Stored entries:
■ ■ ■ ■
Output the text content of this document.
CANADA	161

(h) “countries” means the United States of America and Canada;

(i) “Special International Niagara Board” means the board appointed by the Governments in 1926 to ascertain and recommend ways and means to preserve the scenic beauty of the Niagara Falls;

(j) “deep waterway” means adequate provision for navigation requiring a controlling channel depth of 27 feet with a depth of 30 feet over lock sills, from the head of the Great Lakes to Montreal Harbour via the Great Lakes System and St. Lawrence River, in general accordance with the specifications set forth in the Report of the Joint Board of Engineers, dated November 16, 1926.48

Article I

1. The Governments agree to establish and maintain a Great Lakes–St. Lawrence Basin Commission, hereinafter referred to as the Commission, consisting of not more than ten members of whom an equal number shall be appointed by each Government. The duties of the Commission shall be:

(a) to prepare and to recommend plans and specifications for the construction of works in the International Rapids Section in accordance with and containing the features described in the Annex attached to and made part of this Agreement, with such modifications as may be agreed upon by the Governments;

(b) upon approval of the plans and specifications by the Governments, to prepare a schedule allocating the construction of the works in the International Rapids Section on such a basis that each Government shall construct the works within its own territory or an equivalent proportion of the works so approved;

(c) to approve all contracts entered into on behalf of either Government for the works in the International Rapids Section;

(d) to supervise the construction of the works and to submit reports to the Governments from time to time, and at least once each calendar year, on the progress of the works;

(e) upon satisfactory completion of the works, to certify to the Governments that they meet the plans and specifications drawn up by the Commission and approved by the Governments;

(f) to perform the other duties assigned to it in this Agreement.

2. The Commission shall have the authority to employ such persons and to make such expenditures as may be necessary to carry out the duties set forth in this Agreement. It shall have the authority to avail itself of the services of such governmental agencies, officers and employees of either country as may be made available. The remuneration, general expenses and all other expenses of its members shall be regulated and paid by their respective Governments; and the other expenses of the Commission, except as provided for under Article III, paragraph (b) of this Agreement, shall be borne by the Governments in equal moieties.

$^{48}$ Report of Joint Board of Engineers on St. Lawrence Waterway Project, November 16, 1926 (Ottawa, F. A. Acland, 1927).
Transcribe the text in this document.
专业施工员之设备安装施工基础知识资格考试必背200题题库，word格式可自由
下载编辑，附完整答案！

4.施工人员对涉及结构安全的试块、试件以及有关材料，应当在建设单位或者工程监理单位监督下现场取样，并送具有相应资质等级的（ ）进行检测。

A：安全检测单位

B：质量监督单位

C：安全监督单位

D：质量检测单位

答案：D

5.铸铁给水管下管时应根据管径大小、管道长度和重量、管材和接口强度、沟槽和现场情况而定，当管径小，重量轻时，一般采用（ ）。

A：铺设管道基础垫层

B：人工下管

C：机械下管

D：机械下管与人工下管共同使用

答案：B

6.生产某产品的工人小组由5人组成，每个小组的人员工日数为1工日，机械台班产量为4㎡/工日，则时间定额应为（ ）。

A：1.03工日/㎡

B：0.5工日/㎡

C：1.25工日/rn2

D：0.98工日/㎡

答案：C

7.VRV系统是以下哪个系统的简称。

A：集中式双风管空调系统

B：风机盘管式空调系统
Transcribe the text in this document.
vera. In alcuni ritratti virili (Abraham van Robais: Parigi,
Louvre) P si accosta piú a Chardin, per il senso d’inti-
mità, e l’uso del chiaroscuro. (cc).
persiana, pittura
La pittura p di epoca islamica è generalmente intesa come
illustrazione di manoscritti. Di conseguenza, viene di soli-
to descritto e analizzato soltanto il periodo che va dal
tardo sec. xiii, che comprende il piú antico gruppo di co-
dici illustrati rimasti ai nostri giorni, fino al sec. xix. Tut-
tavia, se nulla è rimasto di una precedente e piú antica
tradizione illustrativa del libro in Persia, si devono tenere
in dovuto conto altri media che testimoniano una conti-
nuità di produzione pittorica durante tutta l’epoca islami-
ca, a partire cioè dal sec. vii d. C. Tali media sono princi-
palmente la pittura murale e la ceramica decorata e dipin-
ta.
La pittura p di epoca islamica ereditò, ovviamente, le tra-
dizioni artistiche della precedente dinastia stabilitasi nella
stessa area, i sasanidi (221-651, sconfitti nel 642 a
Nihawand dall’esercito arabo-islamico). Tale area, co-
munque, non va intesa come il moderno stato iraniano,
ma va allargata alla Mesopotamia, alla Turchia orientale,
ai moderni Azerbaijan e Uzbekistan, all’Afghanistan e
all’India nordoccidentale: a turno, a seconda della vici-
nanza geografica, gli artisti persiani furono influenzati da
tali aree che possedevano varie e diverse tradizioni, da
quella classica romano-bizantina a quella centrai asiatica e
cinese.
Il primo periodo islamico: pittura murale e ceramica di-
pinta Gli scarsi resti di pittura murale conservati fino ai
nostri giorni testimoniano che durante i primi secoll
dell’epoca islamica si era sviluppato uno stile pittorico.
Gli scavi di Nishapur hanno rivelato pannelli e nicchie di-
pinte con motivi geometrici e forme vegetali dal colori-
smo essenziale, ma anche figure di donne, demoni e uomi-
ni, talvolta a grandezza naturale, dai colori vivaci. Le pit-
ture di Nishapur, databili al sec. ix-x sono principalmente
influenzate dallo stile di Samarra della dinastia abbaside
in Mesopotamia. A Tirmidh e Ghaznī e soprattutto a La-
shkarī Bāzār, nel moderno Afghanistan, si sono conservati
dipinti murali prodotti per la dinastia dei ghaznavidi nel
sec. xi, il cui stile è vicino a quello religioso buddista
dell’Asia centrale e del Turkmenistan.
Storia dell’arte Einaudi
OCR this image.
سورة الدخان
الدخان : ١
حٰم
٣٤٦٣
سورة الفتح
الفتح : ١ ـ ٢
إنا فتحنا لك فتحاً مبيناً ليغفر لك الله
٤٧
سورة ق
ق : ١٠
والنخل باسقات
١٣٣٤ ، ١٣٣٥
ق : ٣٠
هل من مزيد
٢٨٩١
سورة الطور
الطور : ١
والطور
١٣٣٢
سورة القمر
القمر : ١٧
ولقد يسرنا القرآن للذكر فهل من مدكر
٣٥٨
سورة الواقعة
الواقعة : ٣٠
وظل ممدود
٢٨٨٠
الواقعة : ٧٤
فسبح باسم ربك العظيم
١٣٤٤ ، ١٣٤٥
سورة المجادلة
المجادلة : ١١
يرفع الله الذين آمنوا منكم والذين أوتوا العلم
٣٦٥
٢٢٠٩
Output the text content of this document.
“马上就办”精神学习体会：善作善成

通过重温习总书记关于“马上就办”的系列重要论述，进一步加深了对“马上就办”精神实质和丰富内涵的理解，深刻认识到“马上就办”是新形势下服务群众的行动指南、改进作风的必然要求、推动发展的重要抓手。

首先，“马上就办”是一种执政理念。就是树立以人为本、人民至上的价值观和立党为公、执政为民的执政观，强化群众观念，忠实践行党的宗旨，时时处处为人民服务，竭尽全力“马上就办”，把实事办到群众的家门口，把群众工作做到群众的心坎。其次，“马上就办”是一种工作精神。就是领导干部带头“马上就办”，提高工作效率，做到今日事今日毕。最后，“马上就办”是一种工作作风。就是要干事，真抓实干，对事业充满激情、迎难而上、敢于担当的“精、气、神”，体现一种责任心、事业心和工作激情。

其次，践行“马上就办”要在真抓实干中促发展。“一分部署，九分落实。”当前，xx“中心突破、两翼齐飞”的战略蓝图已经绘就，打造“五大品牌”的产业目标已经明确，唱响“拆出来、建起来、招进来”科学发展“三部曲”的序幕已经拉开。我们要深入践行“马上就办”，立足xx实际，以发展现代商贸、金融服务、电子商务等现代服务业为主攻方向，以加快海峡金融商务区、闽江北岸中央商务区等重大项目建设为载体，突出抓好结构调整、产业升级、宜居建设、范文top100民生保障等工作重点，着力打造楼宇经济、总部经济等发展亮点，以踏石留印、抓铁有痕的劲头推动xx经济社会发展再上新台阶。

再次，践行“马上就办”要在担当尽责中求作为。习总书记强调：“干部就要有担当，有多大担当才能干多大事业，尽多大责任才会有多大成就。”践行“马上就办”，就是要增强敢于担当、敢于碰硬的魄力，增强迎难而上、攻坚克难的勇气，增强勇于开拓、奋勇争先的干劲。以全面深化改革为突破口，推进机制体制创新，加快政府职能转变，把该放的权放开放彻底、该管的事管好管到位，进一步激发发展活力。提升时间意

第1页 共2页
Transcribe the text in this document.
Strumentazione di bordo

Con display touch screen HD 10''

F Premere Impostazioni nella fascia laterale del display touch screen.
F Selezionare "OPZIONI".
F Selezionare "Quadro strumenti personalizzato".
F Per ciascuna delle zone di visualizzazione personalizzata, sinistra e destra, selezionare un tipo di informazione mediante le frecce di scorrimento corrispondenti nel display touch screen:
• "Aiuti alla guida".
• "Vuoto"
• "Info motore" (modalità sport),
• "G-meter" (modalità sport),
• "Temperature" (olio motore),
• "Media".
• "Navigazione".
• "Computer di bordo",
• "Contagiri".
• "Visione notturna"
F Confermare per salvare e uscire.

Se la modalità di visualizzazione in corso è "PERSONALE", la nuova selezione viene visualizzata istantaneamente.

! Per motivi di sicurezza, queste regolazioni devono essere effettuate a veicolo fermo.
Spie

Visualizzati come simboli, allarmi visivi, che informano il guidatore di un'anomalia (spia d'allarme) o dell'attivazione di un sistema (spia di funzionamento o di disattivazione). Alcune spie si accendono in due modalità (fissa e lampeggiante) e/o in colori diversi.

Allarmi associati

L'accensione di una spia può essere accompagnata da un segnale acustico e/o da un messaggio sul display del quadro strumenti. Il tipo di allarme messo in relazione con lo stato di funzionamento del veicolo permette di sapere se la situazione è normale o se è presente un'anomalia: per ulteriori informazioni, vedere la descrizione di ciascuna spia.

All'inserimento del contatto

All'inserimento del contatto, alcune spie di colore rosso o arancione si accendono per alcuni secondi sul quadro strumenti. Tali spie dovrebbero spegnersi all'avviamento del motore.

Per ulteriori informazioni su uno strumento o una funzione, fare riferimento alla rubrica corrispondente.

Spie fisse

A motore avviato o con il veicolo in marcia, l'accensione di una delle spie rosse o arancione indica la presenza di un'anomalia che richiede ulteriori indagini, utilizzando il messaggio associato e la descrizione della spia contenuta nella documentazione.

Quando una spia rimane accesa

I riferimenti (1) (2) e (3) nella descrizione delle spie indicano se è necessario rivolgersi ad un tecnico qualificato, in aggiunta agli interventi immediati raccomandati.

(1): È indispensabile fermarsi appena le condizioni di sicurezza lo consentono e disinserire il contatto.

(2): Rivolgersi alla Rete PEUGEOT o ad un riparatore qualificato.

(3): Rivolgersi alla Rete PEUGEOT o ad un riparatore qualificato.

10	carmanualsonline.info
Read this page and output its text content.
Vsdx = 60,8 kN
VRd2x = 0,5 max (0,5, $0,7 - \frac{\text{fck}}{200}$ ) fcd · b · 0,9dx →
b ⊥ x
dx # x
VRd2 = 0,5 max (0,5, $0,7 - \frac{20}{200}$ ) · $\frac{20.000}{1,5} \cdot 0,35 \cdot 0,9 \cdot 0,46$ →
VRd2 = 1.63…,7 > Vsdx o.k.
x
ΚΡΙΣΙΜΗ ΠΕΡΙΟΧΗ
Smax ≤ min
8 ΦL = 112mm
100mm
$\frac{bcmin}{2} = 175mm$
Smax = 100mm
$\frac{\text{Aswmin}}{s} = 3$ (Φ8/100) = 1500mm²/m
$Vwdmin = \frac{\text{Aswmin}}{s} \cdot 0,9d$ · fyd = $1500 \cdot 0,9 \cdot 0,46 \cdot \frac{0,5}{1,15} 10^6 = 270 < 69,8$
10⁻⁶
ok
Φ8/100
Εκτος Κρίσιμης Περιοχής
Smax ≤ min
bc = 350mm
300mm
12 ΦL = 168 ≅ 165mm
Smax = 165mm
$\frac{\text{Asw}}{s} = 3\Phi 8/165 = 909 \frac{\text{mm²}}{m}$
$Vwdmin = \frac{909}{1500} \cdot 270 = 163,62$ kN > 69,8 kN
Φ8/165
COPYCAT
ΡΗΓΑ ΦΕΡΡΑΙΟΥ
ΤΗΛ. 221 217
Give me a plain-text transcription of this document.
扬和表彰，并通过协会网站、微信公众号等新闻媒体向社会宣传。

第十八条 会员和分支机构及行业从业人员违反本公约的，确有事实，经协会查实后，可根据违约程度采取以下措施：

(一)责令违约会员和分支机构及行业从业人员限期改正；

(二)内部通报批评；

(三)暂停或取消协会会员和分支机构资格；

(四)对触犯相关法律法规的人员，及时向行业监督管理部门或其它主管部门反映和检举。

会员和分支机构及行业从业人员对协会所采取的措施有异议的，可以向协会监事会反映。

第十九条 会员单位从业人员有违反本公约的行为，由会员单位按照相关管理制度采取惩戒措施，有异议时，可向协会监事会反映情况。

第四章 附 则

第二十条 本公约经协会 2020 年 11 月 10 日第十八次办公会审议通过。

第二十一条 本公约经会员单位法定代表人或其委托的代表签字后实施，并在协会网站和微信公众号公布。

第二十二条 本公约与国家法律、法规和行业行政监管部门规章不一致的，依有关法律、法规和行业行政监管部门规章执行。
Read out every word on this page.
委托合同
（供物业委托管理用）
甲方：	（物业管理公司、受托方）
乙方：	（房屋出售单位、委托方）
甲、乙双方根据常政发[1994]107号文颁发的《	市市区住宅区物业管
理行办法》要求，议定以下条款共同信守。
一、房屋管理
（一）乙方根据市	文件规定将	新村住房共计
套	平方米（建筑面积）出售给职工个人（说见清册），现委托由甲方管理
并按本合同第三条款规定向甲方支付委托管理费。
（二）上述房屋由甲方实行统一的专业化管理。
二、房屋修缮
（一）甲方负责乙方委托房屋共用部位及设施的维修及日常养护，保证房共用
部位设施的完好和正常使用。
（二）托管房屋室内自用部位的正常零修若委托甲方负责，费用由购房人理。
■ ■ ■ ■
* _EXERCISE DESCRIPTION_
Using the records above, list each line that includes "display".

* _SOLUTION FOR THIS TASK_
Con display touch screen HD 10''
F Premere Impostazioni nella fascia laterale del display touch screen.
F Per ciascuna delle zone di visualizzazione personalizzata, sinistra e destra, selezionare un tipo di informazione mediante le frecce di scorrimento corrispondenti nel display touch screen:
L'accensione di una spia può essere accompagnata da un segnale acustico e/o da un messaggio sul display del quadro strumenti. Il tipo di allarme messo in relazione con lo stato di funzionamento del veicolo permette di sapere se la situazione è normale o se è presente un'anomalia: per ulteriori informazioni, vedere la descrizione di ciascuna spia.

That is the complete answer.